(What the exercise asks)
Repeat every line below exactly, word for word.

(Entries provided)
*-*-*

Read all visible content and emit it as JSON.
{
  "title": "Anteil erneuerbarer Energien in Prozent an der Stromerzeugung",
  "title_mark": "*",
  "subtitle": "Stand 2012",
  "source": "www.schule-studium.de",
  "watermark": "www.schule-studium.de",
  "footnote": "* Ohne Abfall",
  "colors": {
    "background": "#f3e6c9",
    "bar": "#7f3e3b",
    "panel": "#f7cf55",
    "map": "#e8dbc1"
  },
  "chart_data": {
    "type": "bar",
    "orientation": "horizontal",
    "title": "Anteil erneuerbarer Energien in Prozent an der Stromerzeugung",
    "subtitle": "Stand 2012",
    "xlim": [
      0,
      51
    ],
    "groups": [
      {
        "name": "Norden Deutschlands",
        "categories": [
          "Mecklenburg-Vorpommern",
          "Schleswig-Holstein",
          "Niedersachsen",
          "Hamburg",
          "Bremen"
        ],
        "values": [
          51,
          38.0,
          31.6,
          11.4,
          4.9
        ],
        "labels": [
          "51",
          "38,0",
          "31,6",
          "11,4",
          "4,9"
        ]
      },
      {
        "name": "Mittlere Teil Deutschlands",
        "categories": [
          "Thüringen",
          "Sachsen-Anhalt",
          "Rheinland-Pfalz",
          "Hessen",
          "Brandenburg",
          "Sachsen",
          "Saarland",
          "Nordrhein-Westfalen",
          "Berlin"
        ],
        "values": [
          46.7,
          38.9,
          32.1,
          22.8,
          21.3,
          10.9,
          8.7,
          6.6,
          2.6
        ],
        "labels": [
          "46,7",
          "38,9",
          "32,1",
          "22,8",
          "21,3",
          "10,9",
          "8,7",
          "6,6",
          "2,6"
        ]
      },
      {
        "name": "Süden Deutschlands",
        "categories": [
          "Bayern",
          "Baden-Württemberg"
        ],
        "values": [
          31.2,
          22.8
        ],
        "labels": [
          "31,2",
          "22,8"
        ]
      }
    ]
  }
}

*-*-*

(Expected answer)
Read all visible content and emit it as JSON.
{
  "title": "Anteil erneuerbarer Energien in Prozent an der Stromerzeugung",
  "title_mark": "*",
  "subtitle": "Stand 2012",
  "source": "www.schule-studium.de",
  "watermark": "www.schule-studium.de",
  "footnote": "* Ohne Abfall",
  "colors": {
    "background": "#f3e6c9",
    "bar": "#7f3e3b",
    "panel": "#f7cf55",
    "map": "#e8dbc1"
  },
  "chart_data": {
    "type": "bar",
    "orientation": "horizontal",
    "title": "Anteil erneuerbarer Energien in Prozent an der Stromerzeugung",
    "subtitle": "Stand 2012",
    "xlim": [
      0,
      51
    ],
    "groups": [
      {
        "name": "Norden Deutschlands",
        "categories": [
          "Mecklenburg-Vorpommern",
          "Schleswig-Holstein",
          "Niedersachsen",
          "Hamburg",
          "Bremen"
        ],
        "values": [
          51,
          38.0,
          31.6,
          11.4,
          4.9
        ],
        "labels": [
          "51",
          "38,0",
          "31,6",
          "11,4",
          "4,9"
        ]
      },
      {
        "name": "Mittlere Teil Deutschlands",
        "categories": [
          "Thüringen",
          "Sachsen-Anhalt",
          "Rheinland-Pfalz",
          "Hessen",
          "Brandenburg",
          "Sachsen",
          "Saarland",
          "Nordrhein-Westfalen",
          "Berlin"
        ],
        "values": [
          46.7,
          38.9,
          32.1,
          22.8,
          21.3,
          10.9,
          8.7,
          6.6,
          2.6
        ],
        "labels": [
          "46,7",
          "38,9",
          "32,1",
          "22,8",
          "21,3",
          "10,9",
          "8,7",
          "6,6",
          "2,6"
        ]
      },
      {
        "name": "Süden Deutschlands",
        "categories": [
          "Bayern",
          "Baden-Württemberg"
        ],
        "values": [
          31.2,
          22.8
        ],
        "labels": [
          "31,2",
          "22,8"
        ]
      }
    ]
  }
}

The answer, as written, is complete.